→ **Instructions for the task**: Reproduce word for word the records from their first line up to and including the line that contains "compressor-value: 全封闭双摆动式 xyxy=(399,392,728,403)".

━━━ Supplied material

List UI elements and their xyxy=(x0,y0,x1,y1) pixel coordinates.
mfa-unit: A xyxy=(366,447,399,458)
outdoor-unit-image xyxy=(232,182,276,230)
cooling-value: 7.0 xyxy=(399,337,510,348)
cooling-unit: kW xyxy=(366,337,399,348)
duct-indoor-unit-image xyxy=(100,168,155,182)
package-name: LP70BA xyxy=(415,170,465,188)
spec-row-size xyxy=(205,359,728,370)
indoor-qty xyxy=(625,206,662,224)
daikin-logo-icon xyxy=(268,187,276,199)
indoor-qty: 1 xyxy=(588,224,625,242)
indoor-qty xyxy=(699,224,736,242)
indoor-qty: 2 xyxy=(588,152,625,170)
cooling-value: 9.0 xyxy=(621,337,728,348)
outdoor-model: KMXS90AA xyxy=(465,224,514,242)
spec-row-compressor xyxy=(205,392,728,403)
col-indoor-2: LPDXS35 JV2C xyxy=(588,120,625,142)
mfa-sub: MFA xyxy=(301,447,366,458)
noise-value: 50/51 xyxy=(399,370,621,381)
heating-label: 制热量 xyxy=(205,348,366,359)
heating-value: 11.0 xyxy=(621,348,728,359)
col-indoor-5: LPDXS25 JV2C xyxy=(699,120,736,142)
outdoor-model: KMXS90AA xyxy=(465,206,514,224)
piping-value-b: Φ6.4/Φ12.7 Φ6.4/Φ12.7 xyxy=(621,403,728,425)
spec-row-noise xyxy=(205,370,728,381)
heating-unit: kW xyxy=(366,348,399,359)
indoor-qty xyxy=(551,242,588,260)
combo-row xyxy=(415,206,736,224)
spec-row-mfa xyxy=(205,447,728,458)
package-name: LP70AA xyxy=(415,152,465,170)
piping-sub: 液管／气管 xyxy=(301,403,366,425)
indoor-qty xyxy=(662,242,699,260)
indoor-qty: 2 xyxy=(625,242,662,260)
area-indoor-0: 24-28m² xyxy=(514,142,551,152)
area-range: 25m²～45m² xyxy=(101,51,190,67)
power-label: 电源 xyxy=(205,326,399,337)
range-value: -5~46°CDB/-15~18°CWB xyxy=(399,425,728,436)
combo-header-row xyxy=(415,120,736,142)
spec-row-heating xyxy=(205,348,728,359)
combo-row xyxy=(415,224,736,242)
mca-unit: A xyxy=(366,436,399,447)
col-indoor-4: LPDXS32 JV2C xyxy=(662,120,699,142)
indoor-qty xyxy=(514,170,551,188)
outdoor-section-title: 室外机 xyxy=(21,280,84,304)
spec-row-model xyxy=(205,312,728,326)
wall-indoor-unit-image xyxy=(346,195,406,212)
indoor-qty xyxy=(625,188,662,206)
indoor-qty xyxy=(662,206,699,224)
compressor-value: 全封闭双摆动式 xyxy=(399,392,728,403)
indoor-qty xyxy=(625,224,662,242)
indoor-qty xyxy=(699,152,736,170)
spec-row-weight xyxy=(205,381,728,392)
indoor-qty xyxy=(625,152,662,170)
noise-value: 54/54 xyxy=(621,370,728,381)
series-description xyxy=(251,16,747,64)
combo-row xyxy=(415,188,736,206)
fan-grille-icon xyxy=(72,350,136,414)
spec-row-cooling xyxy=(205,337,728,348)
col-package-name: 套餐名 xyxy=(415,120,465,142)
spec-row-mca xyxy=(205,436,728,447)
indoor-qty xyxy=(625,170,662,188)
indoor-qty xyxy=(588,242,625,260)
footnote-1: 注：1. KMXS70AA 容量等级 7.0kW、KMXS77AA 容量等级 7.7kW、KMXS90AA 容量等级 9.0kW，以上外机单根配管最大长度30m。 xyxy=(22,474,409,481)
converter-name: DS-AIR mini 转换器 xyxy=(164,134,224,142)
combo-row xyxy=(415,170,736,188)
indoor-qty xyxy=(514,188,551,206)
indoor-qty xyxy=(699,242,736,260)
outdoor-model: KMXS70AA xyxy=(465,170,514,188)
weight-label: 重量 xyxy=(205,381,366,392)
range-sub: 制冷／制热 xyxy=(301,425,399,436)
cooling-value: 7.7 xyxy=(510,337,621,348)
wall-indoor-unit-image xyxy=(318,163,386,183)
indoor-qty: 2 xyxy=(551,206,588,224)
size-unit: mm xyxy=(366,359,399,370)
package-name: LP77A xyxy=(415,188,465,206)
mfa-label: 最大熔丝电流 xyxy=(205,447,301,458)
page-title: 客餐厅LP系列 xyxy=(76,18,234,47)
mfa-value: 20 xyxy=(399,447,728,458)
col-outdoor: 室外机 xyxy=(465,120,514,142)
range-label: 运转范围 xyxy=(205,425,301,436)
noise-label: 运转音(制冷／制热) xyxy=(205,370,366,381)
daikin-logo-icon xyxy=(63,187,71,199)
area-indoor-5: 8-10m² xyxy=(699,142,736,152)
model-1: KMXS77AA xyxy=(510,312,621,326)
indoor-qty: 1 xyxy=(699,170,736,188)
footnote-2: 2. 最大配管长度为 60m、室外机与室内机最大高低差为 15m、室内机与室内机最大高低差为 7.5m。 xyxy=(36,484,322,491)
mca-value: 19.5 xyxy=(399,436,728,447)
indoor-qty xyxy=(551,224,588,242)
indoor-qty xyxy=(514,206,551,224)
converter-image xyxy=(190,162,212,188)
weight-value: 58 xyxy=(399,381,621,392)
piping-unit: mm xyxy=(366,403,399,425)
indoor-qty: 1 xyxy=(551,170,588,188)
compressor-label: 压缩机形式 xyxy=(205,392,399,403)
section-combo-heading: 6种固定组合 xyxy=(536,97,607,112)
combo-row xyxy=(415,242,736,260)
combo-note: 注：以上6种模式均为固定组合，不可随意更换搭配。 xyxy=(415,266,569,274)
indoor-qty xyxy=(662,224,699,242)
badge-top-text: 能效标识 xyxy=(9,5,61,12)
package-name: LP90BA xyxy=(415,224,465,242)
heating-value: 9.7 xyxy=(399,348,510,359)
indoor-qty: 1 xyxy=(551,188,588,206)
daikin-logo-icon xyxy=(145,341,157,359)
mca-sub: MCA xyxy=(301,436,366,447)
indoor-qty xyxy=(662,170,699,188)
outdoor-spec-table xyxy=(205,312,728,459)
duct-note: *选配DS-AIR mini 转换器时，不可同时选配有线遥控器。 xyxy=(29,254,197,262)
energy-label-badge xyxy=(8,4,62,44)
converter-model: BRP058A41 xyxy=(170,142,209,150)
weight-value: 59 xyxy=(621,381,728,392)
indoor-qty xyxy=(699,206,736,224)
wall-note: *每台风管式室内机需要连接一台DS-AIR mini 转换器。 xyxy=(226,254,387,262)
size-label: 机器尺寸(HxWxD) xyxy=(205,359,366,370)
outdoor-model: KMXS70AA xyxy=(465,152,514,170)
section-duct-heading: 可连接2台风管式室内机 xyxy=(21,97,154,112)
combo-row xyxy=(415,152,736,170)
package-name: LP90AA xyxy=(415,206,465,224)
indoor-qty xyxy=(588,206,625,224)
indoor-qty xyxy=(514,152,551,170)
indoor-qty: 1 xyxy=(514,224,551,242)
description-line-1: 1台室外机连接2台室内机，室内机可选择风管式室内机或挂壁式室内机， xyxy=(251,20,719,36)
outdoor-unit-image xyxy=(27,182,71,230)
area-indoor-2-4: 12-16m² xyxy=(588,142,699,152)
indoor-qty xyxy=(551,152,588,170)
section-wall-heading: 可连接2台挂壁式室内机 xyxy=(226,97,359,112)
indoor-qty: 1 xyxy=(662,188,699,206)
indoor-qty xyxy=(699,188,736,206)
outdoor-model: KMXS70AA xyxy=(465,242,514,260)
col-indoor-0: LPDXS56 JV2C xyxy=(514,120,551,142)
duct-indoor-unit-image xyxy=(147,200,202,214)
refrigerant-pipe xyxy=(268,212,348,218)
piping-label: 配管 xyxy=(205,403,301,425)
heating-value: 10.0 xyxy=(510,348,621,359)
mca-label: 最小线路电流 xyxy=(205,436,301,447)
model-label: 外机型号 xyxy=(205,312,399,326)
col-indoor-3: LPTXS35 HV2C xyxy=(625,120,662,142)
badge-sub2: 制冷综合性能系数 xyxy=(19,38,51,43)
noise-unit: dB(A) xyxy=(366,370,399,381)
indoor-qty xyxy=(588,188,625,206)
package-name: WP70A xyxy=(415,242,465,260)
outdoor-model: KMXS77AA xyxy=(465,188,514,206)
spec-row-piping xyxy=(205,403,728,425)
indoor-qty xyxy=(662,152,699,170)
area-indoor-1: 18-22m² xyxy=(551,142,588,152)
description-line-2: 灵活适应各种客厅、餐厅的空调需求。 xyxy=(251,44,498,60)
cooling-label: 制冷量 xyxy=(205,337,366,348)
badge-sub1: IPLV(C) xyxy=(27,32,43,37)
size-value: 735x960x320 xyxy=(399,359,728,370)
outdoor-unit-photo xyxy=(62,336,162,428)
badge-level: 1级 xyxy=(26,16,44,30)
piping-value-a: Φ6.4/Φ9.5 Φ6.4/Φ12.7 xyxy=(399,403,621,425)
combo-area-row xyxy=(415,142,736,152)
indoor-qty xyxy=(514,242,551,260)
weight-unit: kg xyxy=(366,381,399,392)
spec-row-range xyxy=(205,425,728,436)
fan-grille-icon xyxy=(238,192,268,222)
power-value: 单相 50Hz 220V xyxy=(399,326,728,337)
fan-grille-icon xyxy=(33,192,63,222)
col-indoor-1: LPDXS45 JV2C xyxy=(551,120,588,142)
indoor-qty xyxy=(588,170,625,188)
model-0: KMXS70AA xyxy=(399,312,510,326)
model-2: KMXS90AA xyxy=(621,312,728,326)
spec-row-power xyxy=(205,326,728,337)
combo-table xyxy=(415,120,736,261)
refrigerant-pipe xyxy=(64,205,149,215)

━━━━━━

→ **Answer to this problem**:
List UI elements and their xyxy=(x0,y0,x1,y1) pixel coordinates.
mfa-unit: A xyxy=(366,447,399,458)
outdoor-unit-image xyxy=(232,182,276,230)
cooling-value: 7.0 xyxy=(399,337,510,348)
cooling-unit: kW xyxy=(366,337,399,348)
duct-indoor-unit-image xyxy=(100,168,155,182)
package-name: LP70BA xyxy=(415,170,465,188)
spec-row-size xyxy=(205,359,728,370)
indoor-qty xyxy=(625,206,662,224)
daikin-logo-icon xyxy=(268,187,276,199)
indoor-qty: 1 xyxy=(588,224,625,242)
indoor-qty xyxy=(699,224,736,242)
indoor-qty: 2 xyxy=(588,152,625,170)
cooling-value: 9.0 xyxy=(621,337,728,348)
outdoor-model: KMXS90AA xyxy=(465,224,514,242)
spec-row-compressor xyxy=(205,392,728,403)
col-indoor-2: LPDXS35 JV2C xyxy=(588,120,625,142)
mfa-sub: MFA xyxy=(301,447,366,458)
noise-value: 50/51 xyxy=(399,370,621,381)
heating-label: 制热量 xyxy=(205,348,366,359)
heating-value: 11.0 xyxy=(621,348,728,359)
col-indoor-5: LPDXS25 JV2C xyxy=(699,120,736,142)
outdoor-model: KMXS90AA xyxy=(465,206,514,224)
piping-value-b: Φ6.4/Φ12.7 Φ6.4/Φ12.7 xyxy=(621,403,728,425)
spec-row-noise xyxy=(205,370,728,381)
heating-unit: kW xyxy=(366,348,399,359)
indoor-qty xyxy=(551,242,588,260)
combo-row xyxy=(415,206,736,224)
spec-row-mfa xyxy=(205,447,728,458)
package-name: LP70AA xyxy=(415,152,465,170)
piping-sub: 液管／气管 xyxy=(301,403,366,425)
indoor-qty xyxy=(662,242,699,260)
indoor-qty: 2 xyxy=(625,242,662,260)
area-indoor-0: 24-28m² xyxy=(514,142,551,152)
area-range: 25m²～45m² xyxy=(101,51,190,67)
power-label: 电源 xyxy=(205,326,399,337)
range-value: -5~46°CDB/-15~18°CWB xyxy=(399,425,728,436)
combo-header-row xyxy=(415,120,736,142)
spec-row-heating xyxy=(205,348,728,359)
combo-row xyxy=(415,224,736,242)
mca-unit: A xyxy=(366,436,399,447)
col-indoor-4: LPDXS32 JV2C xyxy=(662,120,699,142)
indoor-qty xyxy=(514,170,551,188)
outdoor-section-title: 室外机 xyxy=(21,280,84,304)
spec-row-model xyxy=(205,312,728,326)
wall-indoor-unit-image xyxy=(346,195,406,212)
indoor-qty xyxy=(625,188,662,206)
indoor-qty xyxy=(662,206,699,224)
compressor-value: 全封闭双摆动式 xyxy=(399,392,728,403)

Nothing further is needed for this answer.